Figure data in JSON
────────────────

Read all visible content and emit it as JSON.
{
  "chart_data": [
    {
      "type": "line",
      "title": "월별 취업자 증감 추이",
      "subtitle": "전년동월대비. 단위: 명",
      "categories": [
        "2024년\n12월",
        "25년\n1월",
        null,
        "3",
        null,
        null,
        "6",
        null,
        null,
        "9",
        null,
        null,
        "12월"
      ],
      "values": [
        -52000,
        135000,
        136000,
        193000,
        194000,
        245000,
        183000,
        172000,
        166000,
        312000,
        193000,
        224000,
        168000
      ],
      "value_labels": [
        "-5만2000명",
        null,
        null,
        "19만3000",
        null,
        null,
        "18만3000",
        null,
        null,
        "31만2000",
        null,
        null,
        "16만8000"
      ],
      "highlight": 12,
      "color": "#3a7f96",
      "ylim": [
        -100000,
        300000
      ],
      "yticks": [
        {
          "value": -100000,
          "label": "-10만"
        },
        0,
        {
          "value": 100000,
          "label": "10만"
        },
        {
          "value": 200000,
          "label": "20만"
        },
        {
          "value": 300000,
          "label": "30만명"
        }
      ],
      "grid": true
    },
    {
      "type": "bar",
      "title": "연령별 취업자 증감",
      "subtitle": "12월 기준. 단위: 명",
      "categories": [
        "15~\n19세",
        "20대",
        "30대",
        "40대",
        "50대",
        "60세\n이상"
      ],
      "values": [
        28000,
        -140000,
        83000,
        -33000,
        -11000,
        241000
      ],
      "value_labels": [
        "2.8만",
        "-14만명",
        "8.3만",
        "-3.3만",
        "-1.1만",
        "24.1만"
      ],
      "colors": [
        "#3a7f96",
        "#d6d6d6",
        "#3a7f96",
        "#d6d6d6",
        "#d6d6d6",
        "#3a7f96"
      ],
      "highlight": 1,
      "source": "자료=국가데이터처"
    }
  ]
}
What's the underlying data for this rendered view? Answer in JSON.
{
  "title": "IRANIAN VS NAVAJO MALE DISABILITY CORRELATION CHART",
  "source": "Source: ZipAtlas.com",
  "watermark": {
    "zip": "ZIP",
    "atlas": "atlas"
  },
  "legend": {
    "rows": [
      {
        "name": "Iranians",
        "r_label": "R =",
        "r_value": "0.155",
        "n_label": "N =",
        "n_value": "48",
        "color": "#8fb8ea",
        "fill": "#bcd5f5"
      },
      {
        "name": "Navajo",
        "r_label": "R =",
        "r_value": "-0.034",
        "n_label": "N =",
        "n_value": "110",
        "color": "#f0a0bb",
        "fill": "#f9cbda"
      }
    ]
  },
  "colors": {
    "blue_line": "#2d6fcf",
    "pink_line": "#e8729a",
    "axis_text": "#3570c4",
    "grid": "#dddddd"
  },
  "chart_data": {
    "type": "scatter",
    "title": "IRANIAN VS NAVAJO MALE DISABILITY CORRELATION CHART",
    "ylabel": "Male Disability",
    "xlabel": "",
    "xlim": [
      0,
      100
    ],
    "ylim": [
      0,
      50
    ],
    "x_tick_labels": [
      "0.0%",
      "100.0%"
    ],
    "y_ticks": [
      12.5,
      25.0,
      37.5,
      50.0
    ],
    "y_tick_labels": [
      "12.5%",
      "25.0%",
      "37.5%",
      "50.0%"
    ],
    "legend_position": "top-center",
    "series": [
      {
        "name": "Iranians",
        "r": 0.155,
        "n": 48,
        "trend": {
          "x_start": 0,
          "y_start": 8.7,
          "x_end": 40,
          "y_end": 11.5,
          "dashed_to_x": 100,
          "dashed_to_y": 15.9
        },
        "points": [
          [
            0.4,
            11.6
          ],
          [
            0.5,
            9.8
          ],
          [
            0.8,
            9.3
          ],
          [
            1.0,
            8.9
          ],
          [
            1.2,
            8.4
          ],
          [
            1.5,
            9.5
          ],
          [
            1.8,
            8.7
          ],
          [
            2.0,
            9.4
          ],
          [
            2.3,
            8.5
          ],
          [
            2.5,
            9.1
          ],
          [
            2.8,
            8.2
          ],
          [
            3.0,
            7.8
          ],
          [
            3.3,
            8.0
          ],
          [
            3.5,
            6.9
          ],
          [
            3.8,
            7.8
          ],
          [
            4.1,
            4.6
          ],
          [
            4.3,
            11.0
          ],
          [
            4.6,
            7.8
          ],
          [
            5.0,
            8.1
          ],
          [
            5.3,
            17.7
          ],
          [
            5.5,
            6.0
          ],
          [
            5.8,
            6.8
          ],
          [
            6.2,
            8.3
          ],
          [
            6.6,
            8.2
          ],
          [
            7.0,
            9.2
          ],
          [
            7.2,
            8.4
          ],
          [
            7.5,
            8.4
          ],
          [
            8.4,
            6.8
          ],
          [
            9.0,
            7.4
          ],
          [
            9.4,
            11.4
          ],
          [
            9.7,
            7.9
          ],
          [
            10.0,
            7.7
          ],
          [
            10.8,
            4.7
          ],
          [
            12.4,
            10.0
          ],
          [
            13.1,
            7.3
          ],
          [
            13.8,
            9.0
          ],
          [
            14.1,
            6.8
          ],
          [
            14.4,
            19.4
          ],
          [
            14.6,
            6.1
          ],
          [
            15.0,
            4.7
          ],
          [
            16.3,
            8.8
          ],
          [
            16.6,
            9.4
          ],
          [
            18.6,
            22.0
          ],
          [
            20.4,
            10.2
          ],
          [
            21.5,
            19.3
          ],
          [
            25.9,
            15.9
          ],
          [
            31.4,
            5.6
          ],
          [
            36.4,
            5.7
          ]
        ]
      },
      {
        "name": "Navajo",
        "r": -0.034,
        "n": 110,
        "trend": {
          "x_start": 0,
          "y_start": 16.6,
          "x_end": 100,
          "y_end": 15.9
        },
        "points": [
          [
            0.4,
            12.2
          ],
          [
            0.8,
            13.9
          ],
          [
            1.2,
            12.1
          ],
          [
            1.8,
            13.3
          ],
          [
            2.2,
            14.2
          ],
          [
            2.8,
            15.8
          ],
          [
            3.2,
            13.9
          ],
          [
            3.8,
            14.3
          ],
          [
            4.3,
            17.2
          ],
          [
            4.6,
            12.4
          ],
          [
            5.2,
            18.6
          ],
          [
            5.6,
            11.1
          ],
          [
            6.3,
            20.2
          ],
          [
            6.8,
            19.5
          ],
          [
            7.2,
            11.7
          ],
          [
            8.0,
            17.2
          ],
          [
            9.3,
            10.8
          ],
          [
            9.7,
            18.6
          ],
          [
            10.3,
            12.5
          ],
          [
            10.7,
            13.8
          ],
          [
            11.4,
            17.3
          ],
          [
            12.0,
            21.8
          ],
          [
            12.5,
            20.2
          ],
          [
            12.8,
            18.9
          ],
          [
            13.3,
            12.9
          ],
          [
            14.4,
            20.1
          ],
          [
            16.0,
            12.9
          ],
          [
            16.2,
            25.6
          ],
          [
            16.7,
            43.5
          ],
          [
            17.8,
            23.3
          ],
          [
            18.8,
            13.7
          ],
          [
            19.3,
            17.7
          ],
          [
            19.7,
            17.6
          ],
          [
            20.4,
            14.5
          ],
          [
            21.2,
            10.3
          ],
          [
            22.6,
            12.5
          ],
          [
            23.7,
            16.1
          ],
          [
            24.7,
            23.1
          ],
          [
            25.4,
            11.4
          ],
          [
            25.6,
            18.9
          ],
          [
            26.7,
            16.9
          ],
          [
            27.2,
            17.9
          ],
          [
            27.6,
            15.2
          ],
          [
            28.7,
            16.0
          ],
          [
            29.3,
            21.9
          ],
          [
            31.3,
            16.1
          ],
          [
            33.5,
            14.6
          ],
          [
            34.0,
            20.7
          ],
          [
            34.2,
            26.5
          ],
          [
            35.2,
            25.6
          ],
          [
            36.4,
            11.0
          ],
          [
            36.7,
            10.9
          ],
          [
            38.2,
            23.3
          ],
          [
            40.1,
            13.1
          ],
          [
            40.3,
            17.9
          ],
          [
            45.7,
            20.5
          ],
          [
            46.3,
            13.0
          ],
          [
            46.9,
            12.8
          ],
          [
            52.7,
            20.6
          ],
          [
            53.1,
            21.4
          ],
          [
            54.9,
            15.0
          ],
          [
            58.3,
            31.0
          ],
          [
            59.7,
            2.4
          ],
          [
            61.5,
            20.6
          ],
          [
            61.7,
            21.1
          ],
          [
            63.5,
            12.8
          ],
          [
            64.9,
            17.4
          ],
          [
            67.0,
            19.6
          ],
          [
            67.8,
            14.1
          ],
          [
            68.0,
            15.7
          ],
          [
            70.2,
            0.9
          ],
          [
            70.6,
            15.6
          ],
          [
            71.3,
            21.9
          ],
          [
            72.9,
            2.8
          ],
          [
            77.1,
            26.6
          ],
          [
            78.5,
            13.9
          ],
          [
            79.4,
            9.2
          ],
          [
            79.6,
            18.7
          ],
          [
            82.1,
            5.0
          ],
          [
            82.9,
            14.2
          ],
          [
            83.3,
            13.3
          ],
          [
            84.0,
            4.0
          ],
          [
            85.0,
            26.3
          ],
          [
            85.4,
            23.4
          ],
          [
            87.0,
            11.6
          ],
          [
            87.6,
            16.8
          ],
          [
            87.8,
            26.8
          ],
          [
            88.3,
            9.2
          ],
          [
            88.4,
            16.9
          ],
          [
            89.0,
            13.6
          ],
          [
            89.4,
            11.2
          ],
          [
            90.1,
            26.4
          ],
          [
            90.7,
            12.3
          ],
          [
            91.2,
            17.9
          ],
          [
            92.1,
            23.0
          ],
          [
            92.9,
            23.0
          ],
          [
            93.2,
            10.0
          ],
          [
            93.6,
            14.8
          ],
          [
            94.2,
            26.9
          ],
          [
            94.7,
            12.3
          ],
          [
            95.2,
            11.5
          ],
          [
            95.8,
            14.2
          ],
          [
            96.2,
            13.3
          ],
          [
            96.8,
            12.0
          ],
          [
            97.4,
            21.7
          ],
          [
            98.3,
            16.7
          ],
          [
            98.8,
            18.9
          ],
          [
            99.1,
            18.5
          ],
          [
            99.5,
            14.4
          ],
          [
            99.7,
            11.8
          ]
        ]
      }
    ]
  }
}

────────────────

SHORT EXERCISE:
Pull out the lines above in which the word "source" appears.

RESPONSE TO THE EXERCISE:
      "source": "자료=국가데이터처"
  "source": "Source: ZipAtlas.com",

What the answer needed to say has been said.